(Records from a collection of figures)
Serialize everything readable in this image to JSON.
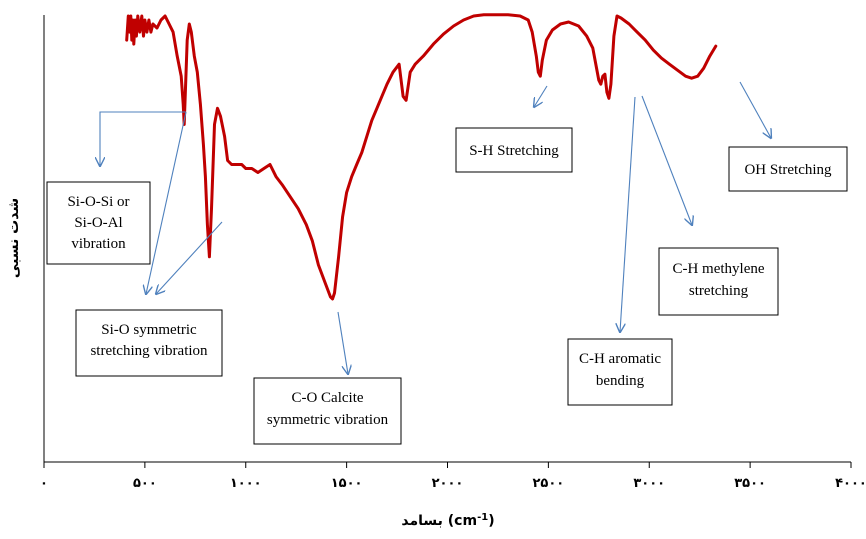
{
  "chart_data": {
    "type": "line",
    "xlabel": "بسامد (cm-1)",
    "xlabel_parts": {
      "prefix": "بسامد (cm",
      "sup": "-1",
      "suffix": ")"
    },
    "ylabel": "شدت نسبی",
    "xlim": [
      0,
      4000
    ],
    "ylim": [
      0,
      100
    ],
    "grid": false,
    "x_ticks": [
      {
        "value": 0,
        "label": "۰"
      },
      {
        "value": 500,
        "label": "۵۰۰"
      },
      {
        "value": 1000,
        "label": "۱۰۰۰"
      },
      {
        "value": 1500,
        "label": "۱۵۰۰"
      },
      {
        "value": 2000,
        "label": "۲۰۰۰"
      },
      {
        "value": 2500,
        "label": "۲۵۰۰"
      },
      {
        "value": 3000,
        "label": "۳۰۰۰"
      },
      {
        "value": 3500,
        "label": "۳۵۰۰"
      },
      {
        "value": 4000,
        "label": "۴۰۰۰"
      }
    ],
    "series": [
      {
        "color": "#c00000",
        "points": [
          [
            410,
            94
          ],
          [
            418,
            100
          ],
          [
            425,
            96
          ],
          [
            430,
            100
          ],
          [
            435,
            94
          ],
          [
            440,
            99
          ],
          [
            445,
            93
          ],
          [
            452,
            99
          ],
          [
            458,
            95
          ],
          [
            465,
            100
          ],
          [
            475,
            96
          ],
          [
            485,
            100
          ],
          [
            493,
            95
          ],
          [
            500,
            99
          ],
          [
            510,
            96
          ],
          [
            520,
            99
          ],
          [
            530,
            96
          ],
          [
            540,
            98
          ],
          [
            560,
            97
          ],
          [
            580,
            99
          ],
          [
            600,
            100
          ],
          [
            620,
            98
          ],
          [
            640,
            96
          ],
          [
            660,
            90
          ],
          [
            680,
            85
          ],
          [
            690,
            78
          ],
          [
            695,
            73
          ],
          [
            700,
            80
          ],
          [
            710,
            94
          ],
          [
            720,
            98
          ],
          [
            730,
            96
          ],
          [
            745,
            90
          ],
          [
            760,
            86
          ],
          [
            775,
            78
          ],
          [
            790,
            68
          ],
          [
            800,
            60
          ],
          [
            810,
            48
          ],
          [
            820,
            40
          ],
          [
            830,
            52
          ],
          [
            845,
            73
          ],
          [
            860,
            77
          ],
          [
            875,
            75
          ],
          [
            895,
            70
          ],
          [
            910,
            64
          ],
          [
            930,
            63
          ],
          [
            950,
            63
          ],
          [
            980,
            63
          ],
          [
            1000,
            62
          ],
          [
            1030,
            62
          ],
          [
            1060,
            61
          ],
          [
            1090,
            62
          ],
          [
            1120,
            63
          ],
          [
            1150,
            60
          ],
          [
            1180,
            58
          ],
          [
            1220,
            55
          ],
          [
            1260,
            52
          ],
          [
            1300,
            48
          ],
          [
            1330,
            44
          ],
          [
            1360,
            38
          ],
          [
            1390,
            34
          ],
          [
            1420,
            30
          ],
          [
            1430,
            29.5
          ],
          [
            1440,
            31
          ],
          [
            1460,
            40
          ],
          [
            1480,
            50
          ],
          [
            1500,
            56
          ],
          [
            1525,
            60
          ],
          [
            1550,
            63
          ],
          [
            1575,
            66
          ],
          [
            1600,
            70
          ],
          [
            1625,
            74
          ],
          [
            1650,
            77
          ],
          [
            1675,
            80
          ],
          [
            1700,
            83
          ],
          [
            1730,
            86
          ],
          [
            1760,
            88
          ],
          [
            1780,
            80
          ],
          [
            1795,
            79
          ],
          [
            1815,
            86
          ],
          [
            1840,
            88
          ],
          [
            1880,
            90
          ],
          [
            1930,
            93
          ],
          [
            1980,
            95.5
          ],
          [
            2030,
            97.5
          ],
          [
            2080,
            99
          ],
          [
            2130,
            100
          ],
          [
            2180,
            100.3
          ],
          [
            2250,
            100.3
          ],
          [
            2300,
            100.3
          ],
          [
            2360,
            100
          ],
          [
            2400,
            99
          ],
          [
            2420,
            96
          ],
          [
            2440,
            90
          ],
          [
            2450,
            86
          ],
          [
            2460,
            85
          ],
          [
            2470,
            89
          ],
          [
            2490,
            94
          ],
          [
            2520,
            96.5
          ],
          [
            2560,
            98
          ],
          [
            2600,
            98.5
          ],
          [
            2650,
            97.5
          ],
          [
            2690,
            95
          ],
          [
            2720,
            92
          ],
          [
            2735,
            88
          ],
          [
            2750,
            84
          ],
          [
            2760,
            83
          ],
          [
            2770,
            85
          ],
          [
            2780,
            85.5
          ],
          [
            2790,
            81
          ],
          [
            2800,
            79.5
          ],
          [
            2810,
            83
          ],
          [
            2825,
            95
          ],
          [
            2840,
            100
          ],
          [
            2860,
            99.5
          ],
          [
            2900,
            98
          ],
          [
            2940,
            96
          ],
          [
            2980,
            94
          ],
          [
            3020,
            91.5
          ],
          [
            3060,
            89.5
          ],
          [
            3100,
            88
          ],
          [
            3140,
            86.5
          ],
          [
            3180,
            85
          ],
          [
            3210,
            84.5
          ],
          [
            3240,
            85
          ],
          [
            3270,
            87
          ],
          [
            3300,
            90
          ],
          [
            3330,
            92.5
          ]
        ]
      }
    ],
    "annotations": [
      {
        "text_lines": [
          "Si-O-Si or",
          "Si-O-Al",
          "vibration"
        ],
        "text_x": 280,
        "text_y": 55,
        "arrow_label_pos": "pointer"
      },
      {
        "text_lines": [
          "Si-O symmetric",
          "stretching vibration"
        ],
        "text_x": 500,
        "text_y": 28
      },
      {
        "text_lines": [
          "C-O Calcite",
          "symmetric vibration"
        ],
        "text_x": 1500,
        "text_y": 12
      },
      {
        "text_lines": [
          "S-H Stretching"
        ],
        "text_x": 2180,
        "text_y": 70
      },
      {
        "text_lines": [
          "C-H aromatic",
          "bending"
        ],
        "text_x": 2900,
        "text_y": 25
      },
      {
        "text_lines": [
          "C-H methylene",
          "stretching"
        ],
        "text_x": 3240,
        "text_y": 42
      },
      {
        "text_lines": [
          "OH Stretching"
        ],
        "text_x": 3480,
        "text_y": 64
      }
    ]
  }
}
---
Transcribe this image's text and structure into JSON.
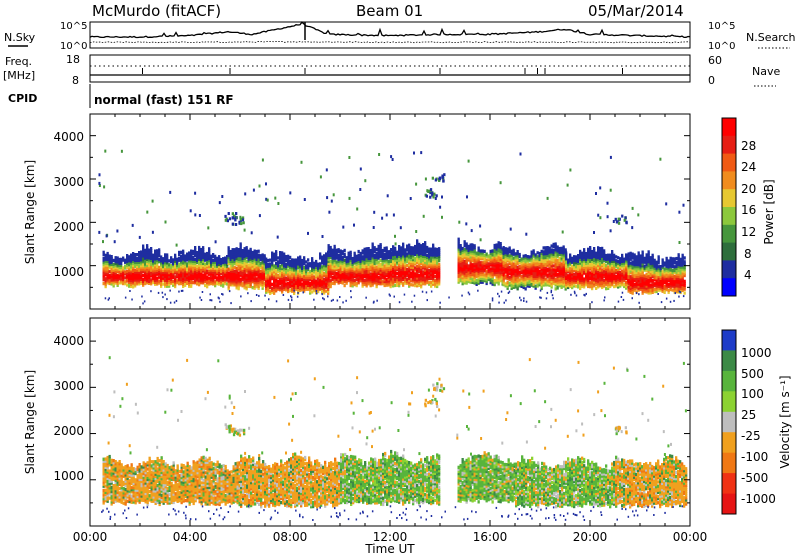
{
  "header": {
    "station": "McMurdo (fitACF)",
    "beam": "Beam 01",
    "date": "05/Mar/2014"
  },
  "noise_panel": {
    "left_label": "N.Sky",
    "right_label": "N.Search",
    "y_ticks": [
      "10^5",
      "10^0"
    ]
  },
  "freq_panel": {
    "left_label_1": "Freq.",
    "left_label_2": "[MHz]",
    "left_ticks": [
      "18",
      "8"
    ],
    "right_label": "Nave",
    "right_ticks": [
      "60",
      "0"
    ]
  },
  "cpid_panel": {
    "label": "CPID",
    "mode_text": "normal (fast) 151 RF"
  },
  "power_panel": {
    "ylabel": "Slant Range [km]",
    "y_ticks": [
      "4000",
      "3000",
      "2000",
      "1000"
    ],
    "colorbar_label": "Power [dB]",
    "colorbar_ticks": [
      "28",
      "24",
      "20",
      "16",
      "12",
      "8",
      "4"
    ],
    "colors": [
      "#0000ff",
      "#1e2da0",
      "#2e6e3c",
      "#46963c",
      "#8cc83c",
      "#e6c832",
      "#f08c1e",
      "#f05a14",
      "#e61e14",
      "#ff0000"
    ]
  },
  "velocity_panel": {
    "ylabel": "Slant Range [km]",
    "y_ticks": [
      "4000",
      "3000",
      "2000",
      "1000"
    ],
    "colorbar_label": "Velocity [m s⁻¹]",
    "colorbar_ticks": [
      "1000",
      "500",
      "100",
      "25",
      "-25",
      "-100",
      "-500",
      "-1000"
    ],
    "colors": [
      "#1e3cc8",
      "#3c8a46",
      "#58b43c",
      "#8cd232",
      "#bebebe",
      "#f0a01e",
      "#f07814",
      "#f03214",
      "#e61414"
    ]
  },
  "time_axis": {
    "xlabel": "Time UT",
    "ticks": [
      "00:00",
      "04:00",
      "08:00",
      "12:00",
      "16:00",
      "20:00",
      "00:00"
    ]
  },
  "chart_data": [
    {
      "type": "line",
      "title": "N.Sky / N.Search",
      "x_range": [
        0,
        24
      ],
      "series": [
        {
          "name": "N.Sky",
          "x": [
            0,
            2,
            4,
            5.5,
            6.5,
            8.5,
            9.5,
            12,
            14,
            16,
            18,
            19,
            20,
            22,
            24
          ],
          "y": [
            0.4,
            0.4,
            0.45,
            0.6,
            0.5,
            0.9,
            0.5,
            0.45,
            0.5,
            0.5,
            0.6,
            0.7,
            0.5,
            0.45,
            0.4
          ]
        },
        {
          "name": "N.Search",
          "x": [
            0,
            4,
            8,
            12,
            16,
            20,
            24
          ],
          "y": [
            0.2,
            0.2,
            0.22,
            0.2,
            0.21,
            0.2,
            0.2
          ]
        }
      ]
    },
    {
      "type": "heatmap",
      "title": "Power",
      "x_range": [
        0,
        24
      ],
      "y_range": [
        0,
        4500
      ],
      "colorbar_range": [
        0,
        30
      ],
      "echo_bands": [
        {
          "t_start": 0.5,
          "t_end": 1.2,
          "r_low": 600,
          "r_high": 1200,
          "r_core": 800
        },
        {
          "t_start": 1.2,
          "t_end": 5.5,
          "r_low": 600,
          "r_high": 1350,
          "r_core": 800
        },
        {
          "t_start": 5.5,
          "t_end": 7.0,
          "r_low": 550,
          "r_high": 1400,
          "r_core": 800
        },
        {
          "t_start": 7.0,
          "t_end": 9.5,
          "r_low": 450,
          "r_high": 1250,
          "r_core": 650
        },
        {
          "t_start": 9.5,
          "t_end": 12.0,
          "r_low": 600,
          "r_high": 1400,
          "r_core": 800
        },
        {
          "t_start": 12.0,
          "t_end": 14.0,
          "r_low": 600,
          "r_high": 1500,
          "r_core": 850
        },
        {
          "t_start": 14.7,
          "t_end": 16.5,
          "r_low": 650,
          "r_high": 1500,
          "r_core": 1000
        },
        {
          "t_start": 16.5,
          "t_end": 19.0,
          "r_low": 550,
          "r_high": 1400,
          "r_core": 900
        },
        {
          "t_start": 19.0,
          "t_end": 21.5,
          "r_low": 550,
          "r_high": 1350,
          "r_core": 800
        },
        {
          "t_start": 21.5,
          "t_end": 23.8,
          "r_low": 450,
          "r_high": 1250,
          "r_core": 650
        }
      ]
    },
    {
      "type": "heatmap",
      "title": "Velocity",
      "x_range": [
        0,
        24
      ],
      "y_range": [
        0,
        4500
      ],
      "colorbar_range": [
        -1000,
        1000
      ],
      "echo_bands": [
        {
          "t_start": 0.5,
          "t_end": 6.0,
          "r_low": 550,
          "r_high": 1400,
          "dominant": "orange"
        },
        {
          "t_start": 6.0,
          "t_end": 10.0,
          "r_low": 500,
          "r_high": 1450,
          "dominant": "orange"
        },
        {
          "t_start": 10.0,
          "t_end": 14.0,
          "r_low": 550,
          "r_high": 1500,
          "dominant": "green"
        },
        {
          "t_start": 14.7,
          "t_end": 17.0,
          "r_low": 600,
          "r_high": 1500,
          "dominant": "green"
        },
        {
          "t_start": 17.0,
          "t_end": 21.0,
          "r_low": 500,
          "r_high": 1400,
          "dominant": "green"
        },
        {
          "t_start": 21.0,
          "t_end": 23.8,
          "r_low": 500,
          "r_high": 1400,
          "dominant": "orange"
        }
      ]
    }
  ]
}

* [Problem requirements]:
Pull out every line of the entries that includes the word "this".

* [Finished task]:
Serialize everything readable in this image to JSON.
Transcribe this image's text and structure into JSON.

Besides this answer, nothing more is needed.